═════ Record set ═════

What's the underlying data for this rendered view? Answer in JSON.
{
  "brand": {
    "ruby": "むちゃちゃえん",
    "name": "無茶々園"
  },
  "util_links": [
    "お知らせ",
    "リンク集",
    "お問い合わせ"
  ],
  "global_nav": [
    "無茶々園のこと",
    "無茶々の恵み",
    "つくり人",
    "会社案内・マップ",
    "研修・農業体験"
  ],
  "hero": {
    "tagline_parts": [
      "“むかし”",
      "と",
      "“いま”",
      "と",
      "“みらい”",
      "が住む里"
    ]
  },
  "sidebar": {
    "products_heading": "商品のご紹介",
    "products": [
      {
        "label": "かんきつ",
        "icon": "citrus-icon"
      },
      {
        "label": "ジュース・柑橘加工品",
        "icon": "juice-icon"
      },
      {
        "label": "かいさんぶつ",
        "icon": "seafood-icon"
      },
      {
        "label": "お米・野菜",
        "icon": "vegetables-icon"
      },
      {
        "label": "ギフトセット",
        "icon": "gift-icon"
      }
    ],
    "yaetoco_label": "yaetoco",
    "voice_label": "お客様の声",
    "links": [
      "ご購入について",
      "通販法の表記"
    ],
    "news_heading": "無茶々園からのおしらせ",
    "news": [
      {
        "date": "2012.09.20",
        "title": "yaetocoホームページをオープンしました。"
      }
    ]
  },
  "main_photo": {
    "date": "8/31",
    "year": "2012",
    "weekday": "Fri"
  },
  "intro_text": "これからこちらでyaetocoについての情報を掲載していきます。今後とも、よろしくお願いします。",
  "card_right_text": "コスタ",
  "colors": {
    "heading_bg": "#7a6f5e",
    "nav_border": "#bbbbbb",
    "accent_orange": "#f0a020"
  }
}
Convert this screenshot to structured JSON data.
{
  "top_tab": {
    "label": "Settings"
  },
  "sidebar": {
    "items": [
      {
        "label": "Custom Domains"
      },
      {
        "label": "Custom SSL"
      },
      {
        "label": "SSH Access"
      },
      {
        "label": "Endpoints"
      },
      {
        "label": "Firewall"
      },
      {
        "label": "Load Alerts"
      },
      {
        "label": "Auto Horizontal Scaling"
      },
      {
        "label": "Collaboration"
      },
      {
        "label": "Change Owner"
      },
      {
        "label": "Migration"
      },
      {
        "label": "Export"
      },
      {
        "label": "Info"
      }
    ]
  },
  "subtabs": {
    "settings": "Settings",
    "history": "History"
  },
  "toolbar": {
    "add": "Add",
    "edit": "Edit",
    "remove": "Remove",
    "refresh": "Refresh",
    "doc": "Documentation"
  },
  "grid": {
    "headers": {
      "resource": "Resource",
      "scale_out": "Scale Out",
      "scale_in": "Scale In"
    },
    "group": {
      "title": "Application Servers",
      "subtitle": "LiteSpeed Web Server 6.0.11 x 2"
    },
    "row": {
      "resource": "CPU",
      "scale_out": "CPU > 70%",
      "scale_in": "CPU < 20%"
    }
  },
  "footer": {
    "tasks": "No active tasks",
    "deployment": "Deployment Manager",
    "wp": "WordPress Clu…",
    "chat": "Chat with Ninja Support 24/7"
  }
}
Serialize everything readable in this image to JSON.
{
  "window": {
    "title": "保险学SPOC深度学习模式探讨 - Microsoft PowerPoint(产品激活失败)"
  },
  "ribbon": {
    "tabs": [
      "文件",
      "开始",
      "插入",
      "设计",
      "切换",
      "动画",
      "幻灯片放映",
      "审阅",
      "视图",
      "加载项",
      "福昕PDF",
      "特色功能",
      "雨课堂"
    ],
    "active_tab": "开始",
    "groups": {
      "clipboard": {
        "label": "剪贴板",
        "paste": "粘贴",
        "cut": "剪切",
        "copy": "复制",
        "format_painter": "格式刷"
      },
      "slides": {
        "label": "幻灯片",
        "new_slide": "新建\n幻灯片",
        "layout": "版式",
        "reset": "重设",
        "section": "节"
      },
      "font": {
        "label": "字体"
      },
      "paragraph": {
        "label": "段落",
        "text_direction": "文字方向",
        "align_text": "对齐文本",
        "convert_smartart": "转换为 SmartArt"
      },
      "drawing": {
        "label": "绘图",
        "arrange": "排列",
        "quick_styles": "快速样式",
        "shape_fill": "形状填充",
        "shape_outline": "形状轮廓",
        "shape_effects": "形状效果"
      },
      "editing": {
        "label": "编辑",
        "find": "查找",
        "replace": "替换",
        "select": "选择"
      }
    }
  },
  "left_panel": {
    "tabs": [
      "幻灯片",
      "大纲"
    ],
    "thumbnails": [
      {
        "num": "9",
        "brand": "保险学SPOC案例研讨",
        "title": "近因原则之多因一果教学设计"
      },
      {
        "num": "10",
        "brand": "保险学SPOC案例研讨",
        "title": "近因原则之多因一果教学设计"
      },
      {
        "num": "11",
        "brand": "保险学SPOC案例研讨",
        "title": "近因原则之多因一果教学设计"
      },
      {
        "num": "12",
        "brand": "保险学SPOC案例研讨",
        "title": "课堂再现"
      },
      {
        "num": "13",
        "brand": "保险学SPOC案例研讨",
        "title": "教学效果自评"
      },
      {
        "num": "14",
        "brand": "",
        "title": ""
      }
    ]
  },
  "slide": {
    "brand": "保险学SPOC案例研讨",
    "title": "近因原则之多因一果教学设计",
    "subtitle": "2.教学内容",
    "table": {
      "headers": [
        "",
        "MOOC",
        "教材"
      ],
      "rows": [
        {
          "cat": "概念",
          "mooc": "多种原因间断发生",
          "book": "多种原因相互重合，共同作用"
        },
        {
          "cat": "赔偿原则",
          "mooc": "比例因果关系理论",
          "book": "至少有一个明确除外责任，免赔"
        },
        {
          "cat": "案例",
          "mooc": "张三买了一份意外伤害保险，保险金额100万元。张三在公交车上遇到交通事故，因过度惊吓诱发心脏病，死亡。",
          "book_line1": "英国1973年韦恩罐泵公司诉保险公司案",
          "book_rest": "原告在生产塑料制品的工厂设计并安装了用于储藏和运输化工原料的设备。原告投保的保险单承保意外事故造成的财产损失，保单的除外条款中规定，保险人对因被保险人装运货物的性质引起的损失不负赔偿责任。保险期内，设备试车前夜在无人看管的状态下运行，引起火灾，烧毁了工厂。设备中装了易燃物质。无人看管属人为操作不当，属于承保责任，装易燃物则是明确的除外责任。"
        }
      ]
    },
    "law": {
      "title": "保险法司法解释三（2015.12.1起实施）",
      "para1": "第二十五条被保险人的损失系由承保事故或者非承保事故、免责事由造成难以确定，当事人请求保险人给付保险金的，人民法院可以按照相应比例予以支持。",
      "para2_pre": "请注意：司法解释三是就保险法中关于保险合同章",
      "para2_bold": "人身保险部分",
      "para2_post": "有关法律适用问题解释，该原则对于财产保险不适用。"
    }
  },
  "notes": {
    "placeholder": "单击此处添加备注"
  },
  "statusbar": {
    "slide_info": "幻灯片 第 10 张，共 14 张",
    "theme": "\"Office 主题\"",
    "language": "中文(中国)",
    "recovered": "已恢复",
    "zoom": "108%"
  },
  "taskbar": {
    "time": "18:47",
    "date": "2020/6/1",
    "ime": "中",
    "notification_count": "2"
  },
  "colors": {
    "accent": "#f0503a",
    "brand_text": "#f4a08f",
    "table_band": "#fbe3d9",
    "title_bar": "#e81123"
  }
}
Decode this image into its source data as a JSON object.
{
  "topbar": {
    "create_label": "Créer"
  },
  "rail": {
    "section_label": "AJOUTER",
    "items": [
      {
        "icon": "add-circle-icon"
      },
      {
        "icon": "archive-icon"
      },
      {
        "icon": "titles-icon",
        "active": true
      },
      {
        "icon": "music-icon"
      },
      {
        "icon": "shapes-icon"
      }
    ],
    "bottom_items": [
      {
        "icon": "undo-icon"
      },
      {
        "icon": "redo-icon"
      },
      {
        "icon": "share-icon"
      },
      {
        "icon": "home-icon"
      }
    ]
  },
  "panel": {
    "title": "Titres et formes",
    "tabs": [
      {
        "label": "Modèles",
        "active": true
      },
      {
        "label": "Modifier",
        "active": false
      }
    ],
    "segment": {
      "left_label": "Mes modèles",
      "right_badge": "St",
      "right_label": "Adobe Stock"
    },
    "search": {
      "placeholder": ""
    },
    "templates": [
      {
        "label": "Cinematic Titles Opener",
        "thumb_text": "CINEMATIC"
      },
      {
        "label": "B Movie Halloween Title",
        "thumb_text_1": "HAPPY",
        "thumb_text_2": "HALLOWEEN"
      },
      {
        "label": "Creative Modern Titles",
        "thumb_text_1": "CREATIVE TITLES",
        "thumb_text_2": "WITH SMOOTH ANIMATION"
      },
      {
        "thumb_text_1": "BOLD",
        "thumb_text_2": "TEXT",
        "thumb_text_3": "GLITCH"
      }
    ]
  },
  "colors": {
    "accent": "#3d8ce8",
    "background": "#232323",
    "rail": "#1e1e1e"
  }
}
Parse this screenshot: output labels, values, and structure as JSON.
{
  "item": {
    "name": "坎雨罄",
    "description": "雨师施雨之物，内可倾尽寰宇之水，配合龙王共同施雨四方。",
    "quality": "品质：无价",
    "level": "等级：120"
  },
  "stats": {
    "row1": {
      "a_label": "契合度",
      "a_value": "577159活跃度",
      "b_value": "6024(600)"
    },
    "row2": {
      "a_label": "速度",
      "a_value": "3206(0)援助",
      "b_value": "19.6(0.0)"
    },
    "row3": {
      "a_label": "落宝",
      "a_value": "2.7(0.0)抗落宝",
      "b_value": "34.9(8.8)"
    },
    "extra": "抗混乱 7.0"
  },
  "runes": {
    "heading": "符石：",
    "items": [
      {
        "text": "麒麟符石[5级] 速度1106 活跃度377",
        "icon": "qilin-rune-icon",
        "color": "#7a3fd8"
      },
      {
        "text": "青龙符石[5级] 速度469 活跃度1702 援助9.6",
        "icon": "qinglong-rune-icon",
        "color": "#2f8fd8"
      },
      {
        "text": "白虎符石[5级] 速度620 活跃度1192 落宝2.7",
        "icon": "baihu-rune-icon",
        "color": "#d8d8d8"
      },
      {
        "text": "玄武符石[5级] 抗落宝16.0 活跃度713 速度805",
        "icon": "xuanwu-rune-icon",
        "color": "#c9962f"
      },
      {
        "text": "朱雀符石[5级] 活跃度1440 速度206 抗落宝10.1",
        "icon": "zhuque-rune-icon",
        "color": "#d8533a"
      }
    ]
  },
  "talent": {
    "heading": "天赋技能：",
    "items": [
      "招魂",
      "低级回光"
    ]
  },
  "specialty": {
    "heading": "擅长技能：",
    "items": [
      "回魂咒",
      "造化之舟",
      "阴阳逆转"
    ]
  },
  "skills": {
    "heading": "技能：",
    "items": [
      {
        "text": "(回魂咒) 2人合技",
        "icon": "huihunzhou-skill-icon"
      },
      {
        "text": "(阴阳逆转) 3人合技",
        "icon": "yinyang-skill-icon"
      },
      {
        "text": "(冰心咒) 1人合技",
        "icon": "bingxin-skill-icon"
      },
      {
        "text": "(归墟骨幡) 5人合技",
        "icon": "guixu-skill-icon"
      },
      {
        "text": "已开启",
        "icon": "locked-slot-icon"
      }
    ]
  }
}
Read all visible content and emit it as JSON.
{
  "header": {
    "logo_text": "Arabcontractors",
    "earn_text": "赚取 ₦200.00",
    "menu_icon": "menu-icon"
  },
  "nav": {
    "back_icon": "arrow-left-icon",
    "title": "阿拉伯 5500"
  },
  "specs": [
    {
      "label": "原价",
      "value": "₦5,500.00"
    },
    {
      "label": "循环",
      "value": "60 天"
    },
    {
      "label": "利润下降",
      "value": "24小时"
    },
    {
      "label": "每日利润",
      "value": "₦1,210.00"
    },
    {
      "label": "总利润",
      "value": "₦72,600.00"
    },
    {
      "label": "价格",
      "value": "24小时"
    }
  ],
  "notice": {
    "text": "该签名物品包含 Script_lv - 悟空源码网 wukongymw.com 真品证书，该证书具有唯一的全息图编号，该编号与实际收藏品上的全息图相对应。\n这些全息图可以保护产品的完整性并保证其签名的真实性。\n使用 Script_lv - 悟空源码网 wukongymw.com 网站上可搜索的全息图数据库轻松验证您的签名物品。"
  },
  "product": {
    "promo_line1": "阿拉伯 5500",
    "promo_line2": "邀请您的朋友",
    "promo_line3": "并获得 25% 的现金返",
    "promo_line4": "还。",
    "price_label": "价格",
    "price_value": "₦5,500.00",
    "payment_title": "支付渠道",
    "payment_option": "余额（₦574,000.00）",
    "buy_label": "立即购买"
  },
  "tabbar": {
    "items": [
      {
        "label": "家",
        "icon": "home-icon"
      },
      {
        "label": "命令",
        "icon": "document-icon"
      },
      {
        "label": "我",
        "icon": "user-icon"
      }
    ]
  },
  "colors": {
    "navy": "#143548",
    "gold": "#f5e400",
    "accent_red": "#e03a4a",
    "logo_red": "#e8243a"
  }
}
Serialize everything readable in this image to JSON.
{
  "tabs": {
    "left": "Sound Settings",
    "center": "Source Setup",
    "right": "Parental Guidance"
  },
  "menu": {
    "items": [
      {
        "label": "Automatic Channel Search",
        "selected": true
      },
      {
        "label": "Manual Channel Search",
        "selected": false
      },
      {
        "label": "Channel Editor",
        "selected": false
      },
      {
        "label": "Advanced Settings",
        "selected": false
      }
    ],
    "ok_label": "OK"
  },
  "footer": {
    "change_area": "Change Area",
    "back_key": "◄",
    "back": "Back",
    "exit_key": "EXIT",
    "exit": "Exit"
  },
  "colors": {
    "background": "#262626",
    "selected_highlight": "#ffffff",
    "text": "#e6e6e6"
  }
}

═════

→ **Set exercise**
Check each line of the records above for the string "data", and report every line that has it.

→ **Solved exercise**
What's the underlying data for this rendered view? Answer in JSON.
Convert this screenshot to structured JSON data.
Decode this image into its source data as a JSON object.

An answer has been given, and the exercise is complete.